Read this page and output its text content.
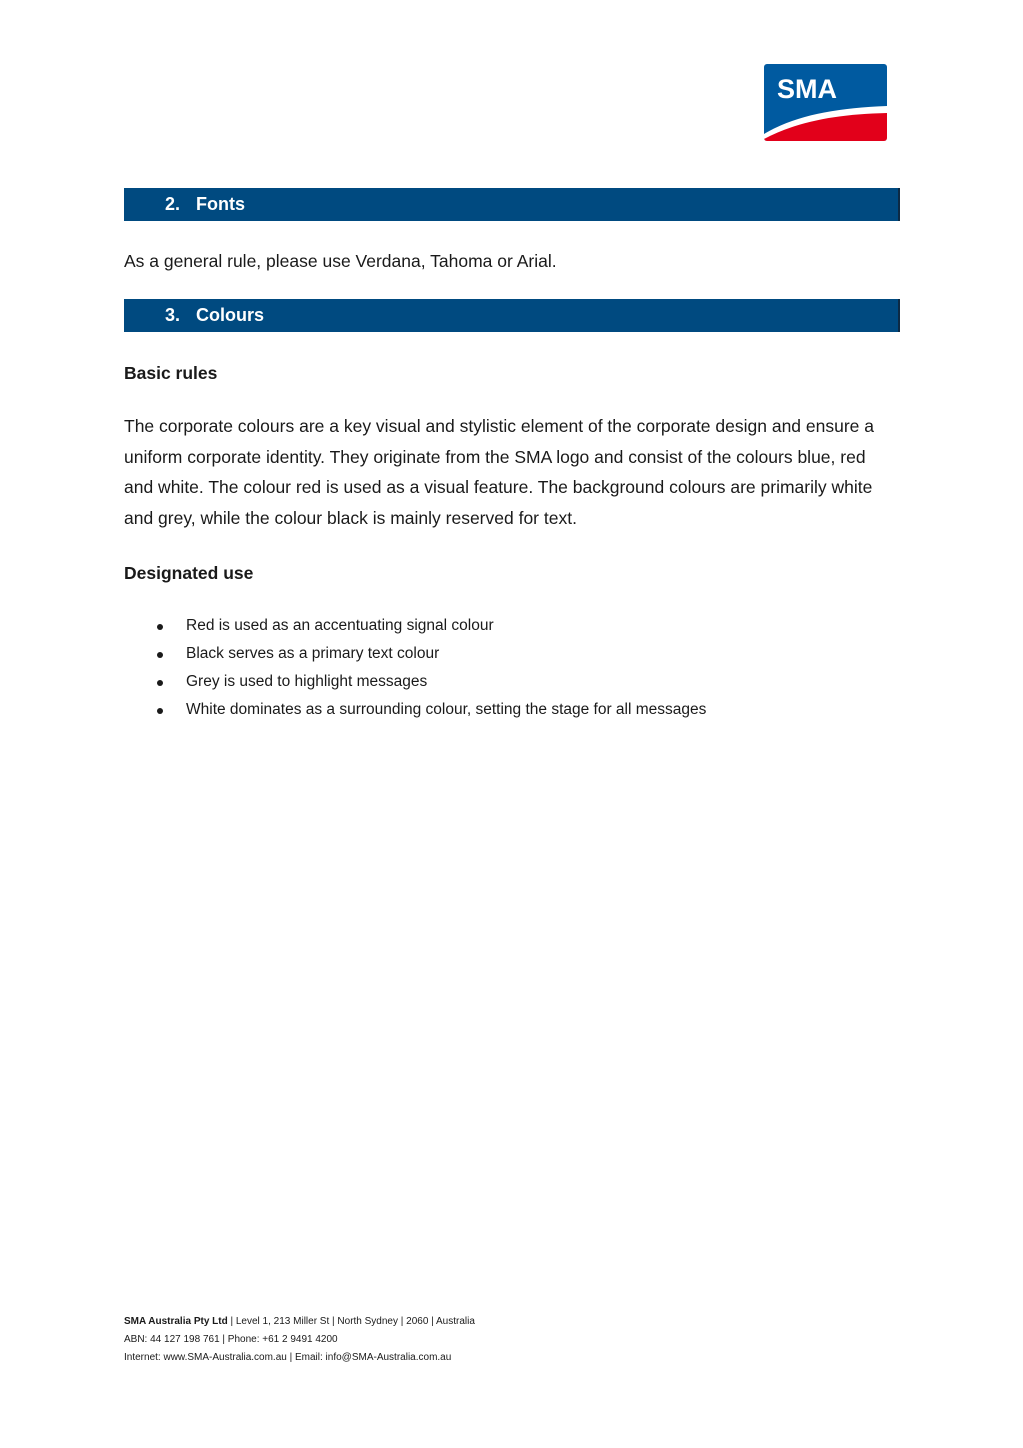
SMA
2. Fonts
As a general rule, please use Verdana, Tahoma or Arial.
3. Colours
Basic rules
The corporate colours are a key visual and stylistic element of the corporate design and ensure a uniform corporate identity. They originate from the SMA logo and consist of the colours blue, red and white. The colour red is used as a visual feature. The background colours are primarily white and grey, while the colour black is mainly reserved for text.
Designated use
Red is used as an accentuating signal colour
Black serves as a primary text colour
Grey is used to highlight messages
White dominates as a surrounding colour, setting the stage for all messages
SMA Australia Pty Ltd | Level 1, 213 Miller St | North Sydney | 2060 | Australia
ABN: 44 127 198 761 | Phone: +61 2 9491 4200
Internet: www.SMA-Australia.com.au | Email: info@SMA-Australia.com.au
··········
- **Task directions**
Without including any picture, retype the entries exactly.

- **Exercise result**
Read this page and output its text content.
SMA
2. Fonts
As a general rule, please use Verdana, Tahoma or Arial.
3. Colours
Basic rules
The corporate colours are a key visual and stylistic element of the corporate design and ensure a uniform corporate identity. They originate from the SMA logo and consist of the colours blue, red and white. The colour red is used as a visual feature. The background colours are primarily white and grey, while the colour black is mainly reserved for text.
Designated use
Red is used as an accentuating signal colour
Black serves as a primary text colour
Grey is used to highlight messages
White dominates as a surrounding colour, setting the stage for all messages
SMA Australia Pty Ltd | Level 1, 213 Miller St | North Sydney | 2060 | Australia
ABN: 44 127 198 761 | Phone: +61 2 9491 4200
Internet: www.SMA-Australia.com.au | Email: info@SMA-Australia.com.au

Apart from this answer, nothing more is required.